• Your goal
The entries that follow should be written out exactly.

• Extracted entries
-=-=-

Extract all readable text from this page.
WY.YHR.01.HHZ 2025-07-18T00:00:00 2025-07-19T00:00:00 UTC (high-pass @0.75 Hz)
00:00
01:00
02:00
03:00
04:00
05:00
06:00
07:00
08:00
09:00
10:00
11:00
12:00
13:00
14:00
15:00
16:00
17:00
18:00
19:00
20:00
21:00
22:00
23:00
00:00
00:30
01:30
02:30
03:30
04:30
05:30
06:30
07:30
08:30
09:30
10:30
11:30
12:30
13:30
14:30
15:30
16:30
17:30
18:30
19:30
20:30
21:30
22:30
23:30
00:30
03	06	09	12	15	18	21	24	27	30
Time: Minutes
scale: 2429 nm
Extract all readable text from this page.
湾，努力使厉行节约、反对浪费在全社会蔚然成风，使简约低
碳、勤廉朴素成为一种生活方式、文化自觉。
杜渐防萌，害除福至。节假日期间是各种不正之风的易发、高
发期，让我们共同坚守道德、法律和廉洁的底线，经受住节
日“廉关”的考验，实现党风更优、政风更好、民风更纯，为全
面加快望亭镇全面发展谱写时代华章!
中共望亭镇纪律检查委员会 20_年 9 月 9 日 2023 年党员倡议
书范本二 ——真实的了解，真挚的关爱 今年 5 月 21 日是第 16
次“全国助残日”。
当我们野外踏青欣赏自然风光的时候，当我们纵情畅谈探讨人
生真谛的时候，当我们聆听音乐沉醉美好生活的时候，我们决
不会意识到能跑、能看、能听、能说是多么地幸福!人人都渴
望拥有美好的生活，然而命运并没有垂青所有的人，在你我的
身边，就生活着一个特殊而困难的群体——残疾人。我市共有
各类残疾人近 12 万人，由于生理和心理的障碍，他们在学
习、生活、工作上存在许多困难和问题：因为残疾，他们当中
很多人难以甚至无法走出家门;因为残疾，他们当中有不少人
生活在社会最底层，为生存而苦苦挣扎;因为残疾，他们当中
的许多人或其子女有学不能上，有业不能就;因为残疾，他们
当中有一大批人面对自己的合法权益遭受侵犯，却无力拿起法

-=-=-

• Finished task
Extract all readable text from this page.
WY.YHR.01.HHZ 2025-07-18T00:00:00 2025-07-19T00:00:00 UTC (high-pass @0.75 Hz)
00:00
01:00
02:00
03:00
04:00
05:00
06:00
07:00
08:00
09:00
10:00
11:00
12:00
13:00
14:00
15:00
16:00
17:00
18:00
19:00
20:00
21:00
22:00
23:00
00:00
00:30
01:30
02:30
03:30
04:30
05:30
06:30
07:30
08:30
09:30
10:30
11:30
12:30
13:30
14:30
15:30
16:30
17:30
18:30
19:30
20:30
21:30
22:30
23:30
00:30
03	06	09	12	15	18	21	24	27	30
Time: Minutes
scale: 2429 nm
Extract all readable text from this page.
湾，努力使厉行节约、反对浪费在全社会蔚然成风，使简约低
碳、勤廉朴素成为一种生活方式、文化自觉。
杜渐防萌，害除福至。节假日期间是各种不正之风的易发、高
发期，让我们共同坚守道德、法律和廉洁的底线，经受住节
日“廉关”的考验，实现党风更优、政风更好、民风更纯，为全
面加快望亭镇全面发展谱写时代华章!
中共望亭镇纪律检查委员会 20_年 9 月 9 日 2023 年党员倡议
书范本二 ——真实的了解，真挚的关爱 今年 5 月 21 日是第 16
次“全国助残日”。
当我们野外踏青欣赏自然风光的时候，当我们纵情畅谈探讨人
生真谛的时候，当我们聆听音乐沉醉美好生活的时候，我们决
不会意识到能跑、能看、能听、能说是多么地幸福!人人都渴
望拥有美好的生活，然而命运并没有垂青所有的人，在你我的
身边，就生活着一个特殊而困难的群体——残疾人。我市共有
各类残疾人近 12 万人，由于生理和心理的障碍，他们在学
习、生活、工作上存在许多困难和问题：因为残疾，他们当中
很多人难以甚至无法走出家门;因为残疾，他们当中有不少人
生活在社会最底层，为生存而苦苦挣扎;因为残疾，他们当中
的许多人或其子女有学不能上，有业不能就;因为残疾，他们
当中有一大批人面对自己的合法权益遭受侵犯，却无力拿起法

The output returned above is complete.